[Stored entries]
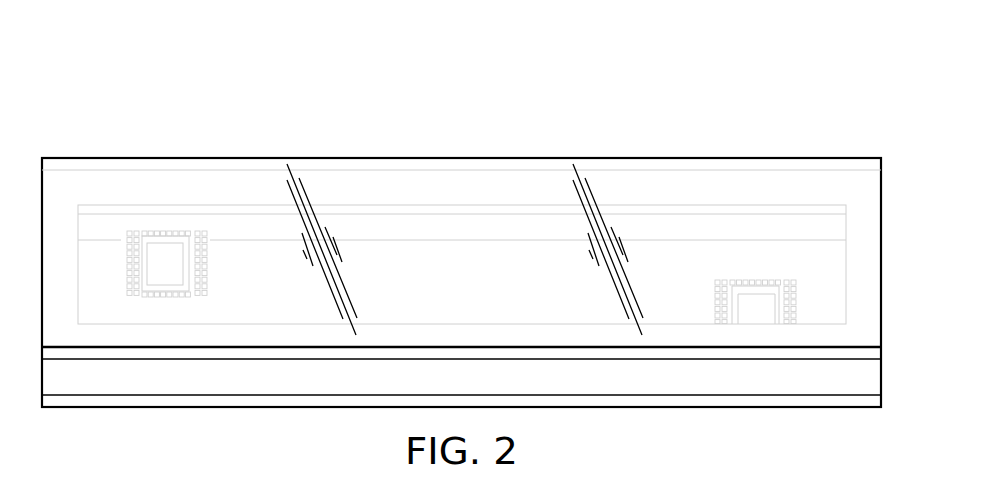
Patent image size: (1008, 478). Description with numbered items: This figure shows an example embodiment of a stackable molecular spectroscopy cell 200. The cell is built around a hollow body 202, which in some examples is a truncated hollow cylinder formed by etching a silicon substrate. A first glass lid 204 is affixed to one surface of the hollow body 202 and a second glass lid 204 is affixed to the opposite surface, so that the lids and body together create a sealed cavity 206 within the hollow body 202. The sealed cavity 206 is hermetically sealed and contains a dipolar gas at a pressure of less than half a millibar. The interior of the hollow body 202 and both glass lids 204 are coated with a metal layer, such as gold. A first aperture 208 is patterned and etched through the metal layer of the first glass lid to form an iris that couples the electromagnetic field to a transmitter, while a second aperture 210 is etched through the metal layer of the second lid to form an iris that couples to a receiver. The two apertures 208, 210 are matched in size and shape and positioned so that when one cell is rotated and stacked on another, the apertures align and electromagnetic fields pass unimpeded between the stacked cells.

The stackable molecular spectroscopy cell 200 is at (399, 107).
The hollow body 202 is at (167, 385).
The glass lid 204 is at (234, 166).
The sealed cavity 206 is at (505, 253).
The first aperture 208 is at (175, 284).
The second aperture 210 is at (738, 303).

• _WHAT THE EXERCISE ASKS_
Print all the records exactly, minus any images.

• _TASK SOLUTION_
Patent image size: (1008, 478). Description with numbered items: This figure shows an example embodiment of a stackable molecular spectroscopy cell 200. The cell is built around a hollow body 202, which in some examples is a truncated hollow cylinder formed by etching a silicon substrate. A first glass lid 204 is affixed to one surface of the hollow body 202 and a second glass lid 204 is affixed to the opposite surface, so that the lids and body together create a sealed cavity 206 within the hollow body 202. The sealed cavity 206 is hermetically sealed and contains a dipolar gas at a pressure of less than half a millibar. The interior of the hollow body 202 and both glass lids 204 are coated with a metal layer, such as gold. A first aperture 208 is patterned and etched through the metal layer of the first glass lid to form an iris that couples the electromagnetic field to a transmitter, while a second aperture 210 is etched through the metal layer of the second lid to form an iris that couples to a receiver. The two apertures 208, 210 are matched in size and shape and positioned so that when one cell is rotated and stacked on another, the apertures align and electromagnetic fields pass unimpeded between the stacked cells.

The stackable molecular spectroscopy cell 200 is at (399, 107).
The hollow body 202 is at (167, 385).
The glass lid 204 is at (234, 166).
The sealed cavity 206 is at (505, 253).
The first aperture 208 is at (175, 284).
The second aperture 210 is at (738, 303).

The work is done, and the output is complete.